### Input for this task
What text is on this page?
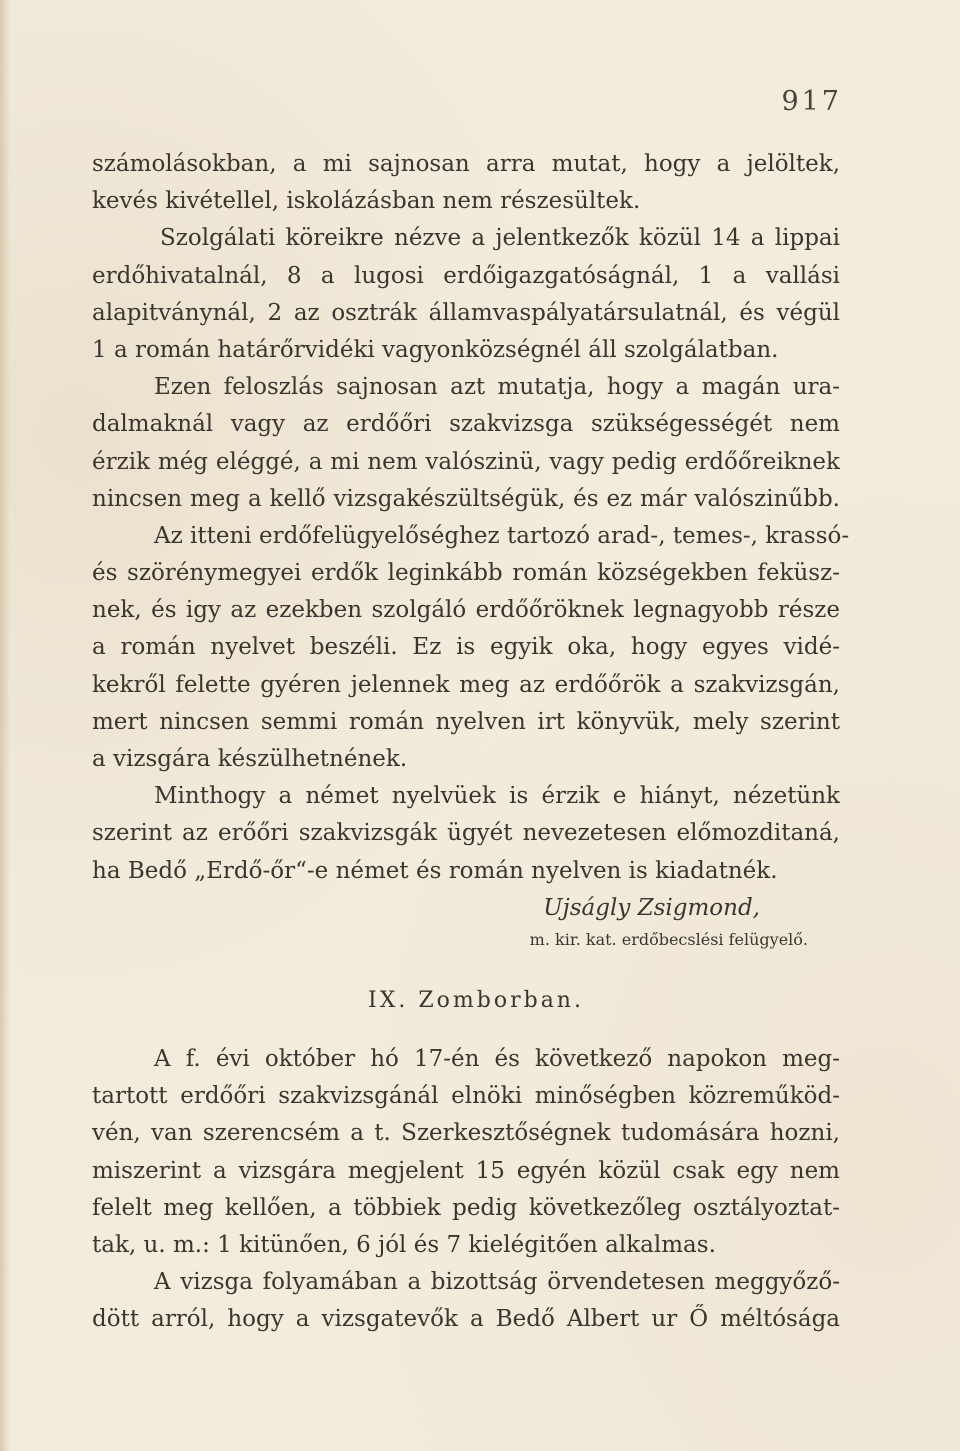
917
számolásokban, a mi sajnosan arra mutat, hogy a jelöltek,
kevés kivétellel, iskolázásban nem részesültek.
Szolgálati köreikre nézve a jelentkezők közül 14 a lippai
erdőhivatalnál, 8 a lugosi erdőigazgatóságnál, 1 a vallási
alapitványnál, 2 az osztrák államvaspályatársulatnál, és végül
1 a román határőrvidéki vagyonközségnél áll szolgálatban.
Ezen feloszlás sajnosan azt mutatja, hogy a magán ura-
dalmaknál vagy az erdőőri szakvizsga szükségességét nem
érzik még eléggé, a mi nem valószinü, vagy pedig erdőőreiknek
nincsen meg a kellő vizsgakészültségük, és ez már valószinűbb.
Az itteni erdőfelügyelőséghez tartozó arad-, temes-, krassó-
és szörénymegyei erdők leginkább román községekben feküsz-
nek, és igy az ezekben szolgáló erdőőröknek legnagyobb része
a román nyelvet beszéli. Ez is egyik oka, hogy egyes vidé-
kekről felette gyéren jelennek meg az erdőőrök a szakvizsgán,
mert nincsen semmi román nyelven irt könyvük, mely szerint
a vizsgára készülhetnének.
Minthogy a német nyelvüek is érzik e hiányt, nézetünk
szerint az erőőri szakvizsgák ügyét nevezetesen előmozditaná,
ha Bedő „Erdő-őr“-e német és román nyelven is kiadatnék.
Ujságly Zsigmond,
m. kir. kat. erdőbecslési felügyelő.
IX. Zomborban.
A f. évi október hó 17-én és következő napokon meg-
tartott erdőőri szakvizsgánál elnöki minőségben közreműköd-
vén, van szerencsém a t. Szerkesztőségnek tudomására hozni,
miszerint a vizsgára megjelent 15 egyén közül csak egy nem
felelt meg kellően, a többiek pedig következőleg osztályoztat-
tak, u. m.: 1 kitünően, 6 jól és 7 kielégitően alkalmas.
A vizsga folyamában a bizottság örvendetesen meggyőző-
dött arról, hogy a vizsgatevők a Bedő Albert ur Ő méltósága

### Exercise instructions
From the entries above, list each line with "román" in it.

### Right answer
1 a román határőrvidéki vagyonközségnél áll szolgálatban.
és szörénymegyei erdők leginkább román községekben feküsz-
a román nyelvet beszéli. Ez is egyik oka, hogy egyes vidé-
mert nincsen semmi román nyelven irt könyvük, mely szerint
ha Bedő „Erdő-őr“-e német és román nyelven is kiadatnék.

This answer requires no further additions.